Print the part of the blog text below, word for word, starting with "And equally needless" and going on through "Sir Malcolm Bentley.".

# Text passage
···
In fact, he even had his lunch on the bog, such was my determination to see some sort of result.


In the end it was worth the wait, when he peed for England and Northern Ireland combined.


Thankfully I was at work today when he shit his pants for the first time.

Sunday, 27 March 2011

Snapshots of Yorkshire life


Just days after moving from London to Yorkshire in the autumn of 2003, I remember taking part in a 10k race which involved running up hills.

At the top of one such hill, I literally bumped into some sheep. And I thought to myself, "what the f*** am I doing here?!"
Life has moved on a lot since then - including the remnants of my social existence.
For example, last evening was spent in Clifton Village Hall near Otley - pictured above (and yes, I also initially thought it was a mobile classroom).
And inside, surrounded by family members and friends...


....including kiddies...
...we did Yorkshire stuff.
No laughing at the back.
Needless to say, that prize dope Dagenham Dave was present - that's him on the left.
And equally needless to say, he set off one of his never-ending supply of Chinese lanterns.
But dim Dave forgot about the 100 foot tree immediately ahead.

You can only see a red spot in the pic above, because the flash on my camera isn't powerful enough to illuminate a 100 foot tree from 200 metres.

However, for around five minutes, the assembled guests watched as the tree threatened to burn down - and take Clifton Village and its people with it.

Eee, Yorkshire.

UPDATE: A "rival" report from one of life's great men (and pianists), Sir Malcolm Bentley.       

Saturday, 26 March 2011

Who he?


As I write, the England cricket team are less than a quarter of an hour away from their World Cup quarter final with Sri Lanka. 

And, as all cricket lovers will be very well aware, each game begins with the toss.

Above you can see the scene in Colombo just a few minutes ago.

On the left is Nasser Hussain from Sky Sports.  Next to him is Sri Lanka captain Kumar Sangakkara, then England captain Andrew Strauss and match referee Jeff Crowe.

But who, I hear you cry, is the bloke on the extreme right?

You'll love this.
···
# Dataset content

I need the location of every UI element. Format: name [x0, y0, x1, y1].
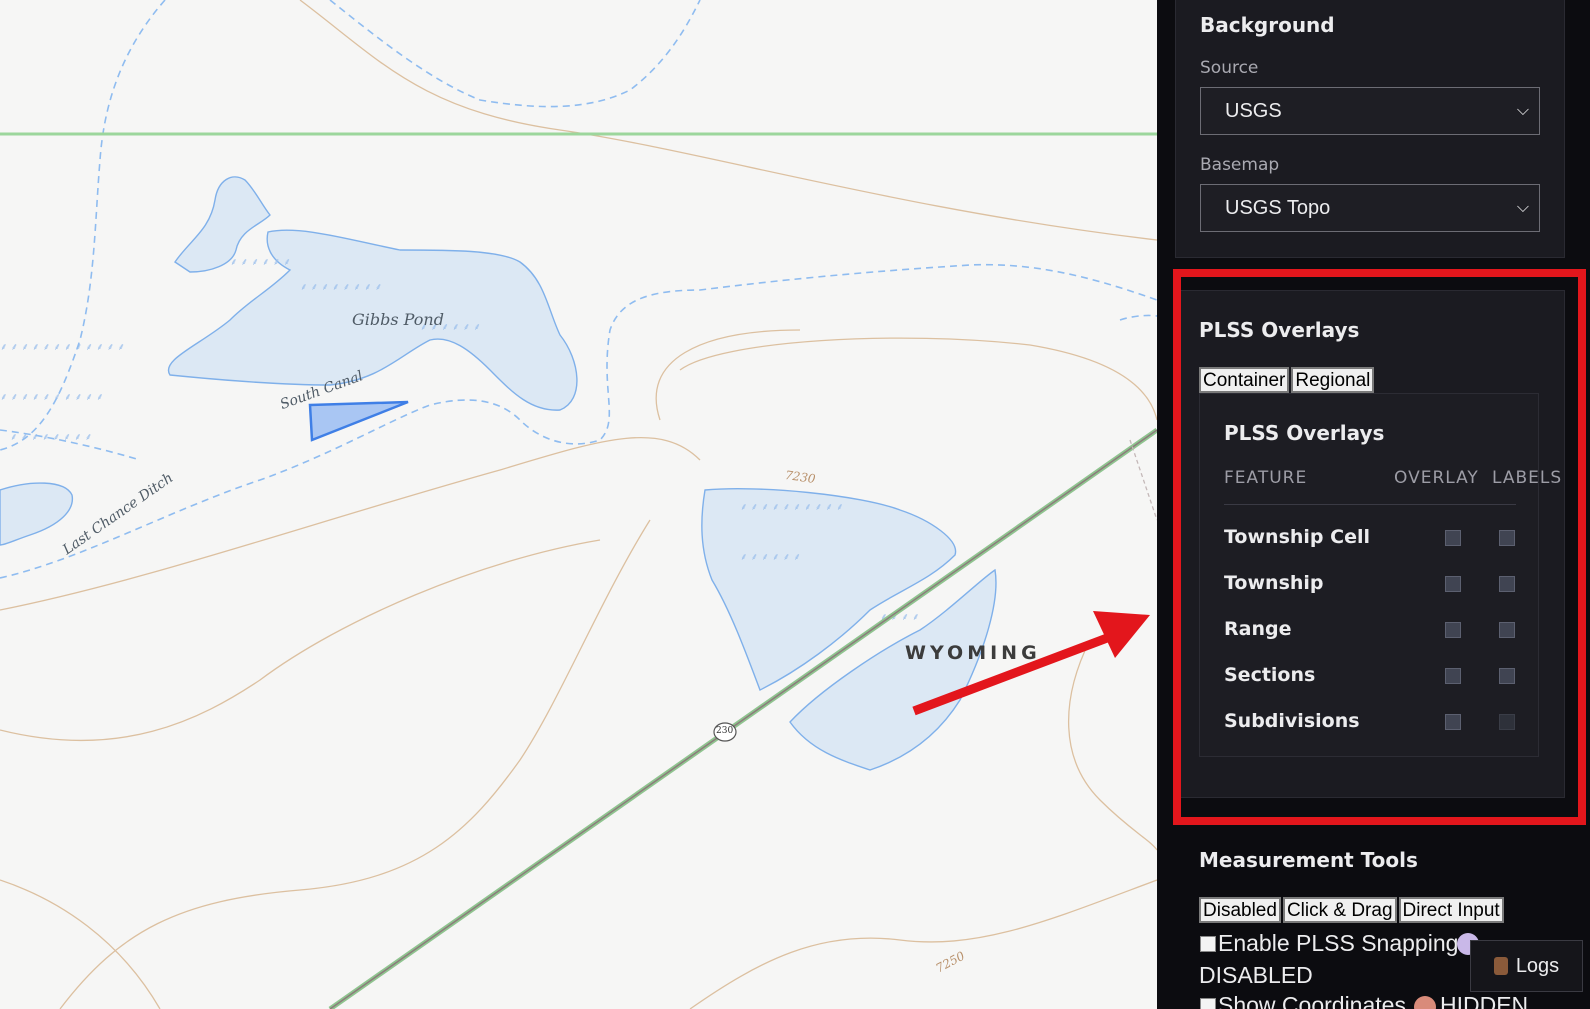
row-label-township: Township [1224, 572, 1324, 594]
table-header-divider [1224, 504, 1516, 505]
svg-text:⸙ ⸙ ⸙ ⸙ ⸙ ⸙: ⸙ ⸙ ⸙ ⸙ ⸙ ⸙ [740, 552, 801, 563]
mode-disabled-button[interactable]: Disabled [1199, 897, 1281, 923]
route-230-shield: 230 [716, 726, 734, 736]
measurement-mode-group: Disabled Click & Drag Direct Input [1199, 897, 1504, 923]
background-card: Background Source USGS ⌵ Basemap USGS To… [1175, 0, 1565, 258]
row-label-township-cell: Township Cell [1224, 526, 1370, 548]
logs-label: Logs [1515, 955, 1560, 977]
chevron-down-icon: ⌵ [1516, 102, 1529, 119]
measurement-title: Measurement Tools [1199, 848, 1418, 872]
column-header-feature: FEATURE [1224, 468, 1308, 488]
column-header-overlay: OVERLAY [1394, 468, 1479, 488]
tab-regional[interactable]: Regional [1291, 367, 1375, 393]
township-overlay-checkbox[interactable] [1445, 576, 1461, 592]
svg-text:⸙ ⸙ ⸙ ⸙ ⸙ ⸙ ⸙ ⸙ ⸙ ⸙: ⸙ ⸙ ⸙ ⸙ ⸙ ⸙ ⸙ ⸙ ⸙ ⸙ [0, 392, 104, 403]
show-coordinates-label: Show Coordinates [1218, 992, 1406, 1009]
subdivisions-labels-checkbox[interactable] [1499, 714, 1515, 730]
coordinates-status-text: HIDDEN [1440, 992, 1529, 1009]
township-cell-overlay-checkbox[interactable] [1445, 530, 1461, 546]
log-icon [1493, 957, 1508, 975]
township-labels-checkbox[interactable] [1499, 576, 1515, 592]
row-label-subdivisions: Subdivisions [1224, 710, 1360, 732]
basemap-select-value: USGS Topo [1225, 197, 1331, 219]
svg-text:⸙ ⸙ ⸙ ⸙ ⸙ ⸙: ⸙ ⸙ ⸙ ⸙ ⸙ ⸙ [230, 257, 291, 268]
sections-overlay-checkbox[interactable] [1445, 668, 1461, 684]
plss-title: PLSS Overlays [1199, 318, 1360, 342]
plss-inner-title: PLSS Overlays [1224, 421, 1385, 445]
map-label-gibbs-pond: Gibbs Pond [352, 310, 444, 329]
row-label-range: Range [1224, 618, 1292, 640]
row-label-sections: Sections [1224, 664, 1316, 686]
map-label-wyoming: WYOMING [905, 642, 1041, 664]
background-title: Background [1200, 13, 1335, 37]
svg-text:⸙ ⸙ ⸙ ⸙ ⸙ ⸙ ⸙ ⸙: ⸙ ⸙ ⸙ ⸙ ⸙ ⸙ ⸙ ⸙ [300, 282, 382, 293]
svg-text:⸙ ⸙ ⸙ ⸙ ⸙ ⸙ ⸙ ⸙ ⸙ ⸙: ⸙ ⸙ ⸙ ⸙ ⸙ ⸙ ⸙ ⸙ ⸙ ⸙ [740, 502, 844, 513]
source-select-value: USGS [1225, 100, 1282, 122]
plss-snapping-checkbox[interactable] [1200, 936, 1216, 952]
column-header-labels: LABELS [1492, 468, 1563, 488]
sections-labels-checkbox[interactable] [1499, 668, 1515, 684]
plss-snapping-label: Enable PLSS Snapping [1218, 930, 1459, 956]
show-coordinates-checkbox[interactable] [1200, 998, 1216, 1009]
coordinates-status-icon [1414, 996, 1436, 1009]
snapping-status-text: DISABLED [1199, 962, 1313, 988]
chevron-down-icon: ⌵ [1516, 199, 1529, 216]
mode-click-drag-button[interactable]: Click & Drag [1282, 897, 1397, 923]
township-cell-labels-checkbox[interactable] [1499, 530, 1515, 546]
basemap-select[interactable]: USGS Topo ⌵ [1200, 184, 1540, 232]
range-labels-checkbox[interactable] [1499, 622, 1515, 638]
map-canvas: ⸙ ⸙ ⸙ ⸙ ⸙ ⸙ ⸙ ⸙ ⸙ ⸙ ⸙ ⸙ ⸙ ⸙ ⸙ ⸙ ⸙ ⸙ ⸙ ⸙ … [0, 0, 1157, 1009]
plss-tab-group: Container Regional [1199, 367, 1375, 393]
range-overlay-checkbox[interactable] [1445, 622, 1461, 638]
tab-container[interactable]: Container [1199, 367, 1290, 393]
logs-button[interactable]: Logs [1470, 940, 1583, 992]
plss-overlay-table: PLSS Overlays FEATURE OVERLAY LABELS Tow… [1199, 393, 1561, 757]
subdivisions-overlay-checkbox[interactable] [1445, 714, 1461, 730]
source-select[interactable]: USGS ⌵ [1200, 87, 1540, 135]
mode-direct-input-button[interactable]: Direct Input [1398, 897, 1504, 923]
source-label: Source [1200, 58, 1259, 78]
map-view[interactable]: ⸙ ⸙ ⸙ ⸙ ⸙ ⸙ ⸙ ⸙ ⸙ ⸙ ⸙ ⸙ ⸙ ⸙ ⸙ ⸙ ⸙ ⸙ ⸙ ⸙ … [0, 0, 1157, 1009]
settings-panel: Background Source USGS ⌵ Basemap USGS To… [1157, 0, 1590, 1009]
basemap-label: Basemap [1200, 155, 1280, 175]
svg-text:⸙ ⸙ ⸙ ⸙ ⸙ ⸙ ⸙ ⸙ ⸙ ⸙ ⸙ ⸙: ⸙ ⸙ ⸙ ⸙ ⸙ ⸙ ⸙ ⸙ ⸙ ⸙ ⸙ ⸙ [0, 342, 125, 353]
···
# Response to the exercise
And equally needless to say, he set off one of his never-ending supply of Chinese lanterns.
But dim Dave forgot about the 100 foot tree immediately ahead.

You can only see a red spot in the pic above, because the flash on my camera isn't powerful enough to illuminate a 100 foot tree from 200 metres.

However, for around five minutes, the assembled guests watched as the tree threatened to burn down - and take Clifton Village and its people with it.

Eee, Yorkshire.

UPDATE: A "rival" report from one of life's great men (and pianists), Sir Malcolm Bentley.